───── Given information

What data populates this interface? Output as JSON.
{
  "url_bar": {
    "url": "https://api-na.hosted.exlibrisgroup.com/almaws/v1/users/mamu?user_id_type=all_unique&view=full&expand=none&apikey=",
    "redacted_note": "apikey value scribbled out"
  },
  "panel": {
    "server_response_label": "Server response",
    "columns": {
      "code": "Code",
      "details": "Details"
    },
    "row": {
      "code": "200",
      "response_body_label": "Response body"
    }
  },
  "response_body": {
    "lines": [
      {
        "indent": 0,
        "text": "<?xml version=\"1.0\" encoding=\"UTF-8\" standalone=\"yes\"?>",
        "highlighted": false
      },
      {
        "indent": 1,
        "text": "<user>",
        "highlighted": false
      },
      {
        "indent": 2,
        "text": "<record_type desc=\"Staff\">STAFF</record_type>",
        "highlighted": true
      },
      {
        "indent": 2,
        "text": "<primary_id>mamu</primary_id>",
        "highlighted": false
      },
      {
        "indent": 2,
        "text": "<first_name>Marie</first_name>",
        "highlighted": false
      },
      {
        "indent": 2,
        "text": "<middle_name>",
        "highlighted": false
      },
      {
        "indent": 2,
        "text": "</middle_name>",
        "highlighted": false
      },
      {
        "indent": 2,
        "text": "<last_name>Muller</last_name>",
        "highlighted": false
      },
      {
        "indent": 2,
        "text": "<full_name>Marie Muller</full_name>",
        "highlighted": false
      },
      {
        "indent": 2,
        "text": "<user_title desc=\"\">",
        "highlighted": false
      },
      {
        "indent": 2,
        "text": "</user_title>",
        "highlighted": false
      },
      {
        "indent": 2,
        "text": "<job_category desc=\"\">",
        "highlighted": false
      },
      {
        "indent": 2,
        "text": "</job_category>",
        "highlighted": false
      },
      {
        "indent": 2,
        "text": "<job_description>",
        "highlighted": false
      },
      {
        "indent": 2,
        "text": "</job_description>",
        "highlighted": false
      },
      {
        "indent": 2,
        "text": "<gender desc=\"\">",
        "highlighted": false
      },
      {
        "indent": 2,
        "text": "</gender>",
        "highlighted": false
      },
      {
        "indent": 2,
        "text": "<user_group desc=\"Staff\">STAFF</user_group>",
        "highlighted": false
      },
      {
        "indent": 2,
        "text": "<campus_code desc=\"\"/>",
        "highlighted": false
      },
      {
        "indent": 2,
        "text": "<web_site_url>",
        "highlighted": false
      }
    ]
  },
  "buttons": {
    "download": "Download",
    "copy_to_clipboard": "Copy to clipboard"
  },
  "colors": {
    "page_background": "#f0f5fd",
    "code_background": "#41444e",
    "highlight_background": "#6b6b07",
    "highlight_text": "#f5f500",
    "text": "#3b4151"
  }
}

──────────

● **What is asked**
Set down all of the entries exactly, please.

● **Answer to the task**
What data populates this interface? Output as JSON.
{
  "url_bar": {
    "url": "https://api-na.hosted.exlibrisgroup.com/almaws/v1/users/mamu?user_id_type=all_unique&view=full&expand=none&apikey=",
    "redacted_note": "apikey value scribbled out"
  },
  "panel": {
    "server_response_label": "Server response",
    "columns": {
      "code": "Code",
      "details": "Details"
    },
    "row": {
      "code": "200",
      "response_body_label": "Response body"
    }
  },
  "response_body": {
    "lines": [
      {
        "indent": 0,
        "text": "<?xml version=\"1.0\" encoding=\"UTF-8\" standalone=\"yes\"?>",
        "highlighted": false
      },
      {
        "indent": 1,
        "text": "<user>",
        "highlighted": false
      },
      {
        "indent": 2,
        "text": "<record_type desc=\"Staff\">STAFF</record_type>",
        "highlighted": true
      },
      {
        "indent": 2,
        "text": "<primary_id>mamu</primary_id>",
        "highlighted": false
      },
      {
        "indent": 2,
        "text": "<first_name>Marie</first_name>",
        "highlighted": false
      },
      {
        "indent": 2,
        "text": "<middle_name>",
        "highlighted": false
      },
      {
        "indent": 2,
        "text": "</middle_name>",
        "highlighted": false
      },
      {
        "indent": 2,
        "text": "<last_name>Muller</last_name>",
        "highlighted": false
      },
      {
        "indent": 2,
        "text": "<full_name>Marie Muller</full_name>",
        "highlighted": false
      },
      {
        "indent": 2,
        "text": "<user_title desc=\"\">",
        "highlighted": false
      },
      {
        "indent": 2,
        "text": "</user_title>",
        "highlighted": false
      },
      {
        "indent": 2,
        "text": "<job_category desc=\"\">",
        "highlighted": false
      },
      {
        "indent": 2,
        "text": "</job_category>",
        "highlighted": false
      },
      {
        "indent": 2,
        "text": "<job_description>",
        "highlighted": false
      },
      {
        "indent": 2,
        "text": "</job_description>",
        "highlighted": false
      },
      {
        "indent": 2,
        "text": "<gender desc=\"\">",
        "highlighted": false
      },
      {
        "indent": 2,
        "text": "</gender>",
        "highlighted": false
      },
      {
        "indent": 2,
        "text": "<user_group desc=\"Staff\">STAFF</user_group>",
        "highlighted": false
      },
      {
        "indent": 2,
        "text": "<campus_code desc=\"\"/>",
        "highlighted": false
      },
      {
        "indent": 2,
        "text": "<web_site_url>",
        "highlighted": false
      }
    ]
  },
  "buttons": {
    "download": "Download",
    "copy_to_clipboard": "Copy to clipboard"
  },
  "colors": {
    "page_background": "#f0f5fd",
    "code_background": "#41444e",
    "highlight_background": "#6b6b07",
    "highlight_text": "#f5f500",
    "text": "#3b4151"
  }
}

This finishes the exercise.